Work to do —
Reproduce all the lines below exactly and omit the images.

Stored data —
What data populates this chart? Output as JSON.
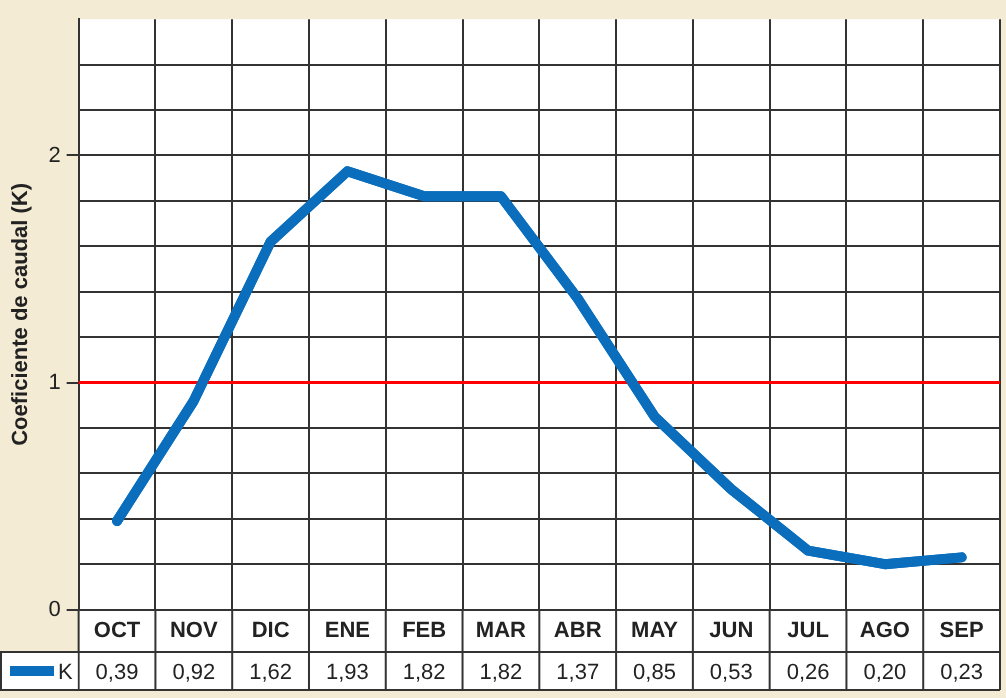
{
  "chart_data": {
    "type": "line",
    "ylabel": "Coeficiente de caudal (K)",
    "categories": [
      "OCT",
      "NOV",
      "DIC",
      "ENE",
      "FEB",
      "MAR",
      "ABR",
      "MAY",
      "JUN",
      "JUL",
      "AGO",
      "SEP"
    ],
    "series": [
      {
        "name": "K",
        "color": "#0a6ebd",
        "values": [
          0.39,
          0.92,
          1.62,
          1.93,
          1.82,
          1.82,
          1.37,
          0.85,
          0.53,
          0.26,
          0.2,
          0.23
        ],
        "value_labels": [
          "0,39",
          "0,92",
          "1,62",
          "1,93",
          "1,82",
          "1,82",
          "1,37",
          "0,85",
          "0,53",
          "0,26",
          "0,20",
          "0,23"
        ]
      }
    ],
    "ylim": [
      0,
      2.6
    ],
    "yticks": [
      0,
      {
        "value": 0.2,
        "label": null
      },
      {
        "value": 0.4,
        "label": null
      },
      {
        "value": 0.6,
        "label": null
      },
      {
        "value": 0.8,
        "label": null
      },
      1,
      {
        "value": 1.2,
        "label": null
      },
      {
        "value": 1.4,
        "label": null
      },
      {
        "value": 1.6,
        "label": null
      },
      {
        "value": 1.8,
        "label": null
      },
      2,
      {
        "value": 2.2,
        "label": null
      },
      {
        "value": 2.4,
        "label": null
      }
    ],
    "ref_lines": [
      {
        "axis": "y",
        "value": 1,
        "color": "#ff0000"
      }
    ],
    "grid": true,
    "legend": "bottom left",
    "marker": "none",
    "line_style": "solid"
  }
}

Result —
What data populates this chart? Output as JSON.
{
  "chart_data": {
    "type": "line",
    "ylabel": "Coeficiente de caudal (K)",
    "categories": [
      "OCT",
      "NOV",
      "DIC",
      "ENE",
      "FEB",
      "MAR",
      "ABR",
      "MAY",
      "JUN",
      "JUL",
      "AGO",
      "SEP"
    ],
    "series": [
      {
        "name": "K",
        "color": "#0a6ebd",
        "values": [
          0.39,
          0.92,
          1.62,
          1.93,
          1.82,
          1.82,
          1.37,
          0.85,
          0.53,
          0.26,
          0.2,
          0.23
        ],
        "value_labels": [
          "0,39",
          "0,92",
          "1,62",
          "1,93",
          "1,82",
          "1,82",
          "1,37",
          "0,85",
          "0,53",
          "0,26",
          "0,20",
          "0,23"
        ]
      }
    ],
    "ylim": [
      0,
      2.6
    ],
    "yticks": [
      0,
      {
        "value": 0.2,
        "label": null
      },
      {
        "value": 0.4,
        "label": null
      },
      {
        "value": 0.6,
        "label": null
      },
      {
        "value": 0.8,
        "label": null
      },
      1,
      {
        "value": 1.2,
        "label": null
      },
      {
        "value": 1.4,
        "label": null
      },
      {
        "value": 1.6,
        "label": null
      },
      {
        "value": 1.8,
        "label": null
      },
      2,
      {
        "value": 2.2,
        "label": null
      },
      {
        "value": 2.4,
        "label": null
      }
    ],
    "ref_lines": [
      {
        "axis": "y",
        "value": 1,
        "color": "#ff0000"
      }
    ],
    "grid": true,
    "legend": "bottom left",
    "marker": "none",
    "line_style": "solid"
  }
}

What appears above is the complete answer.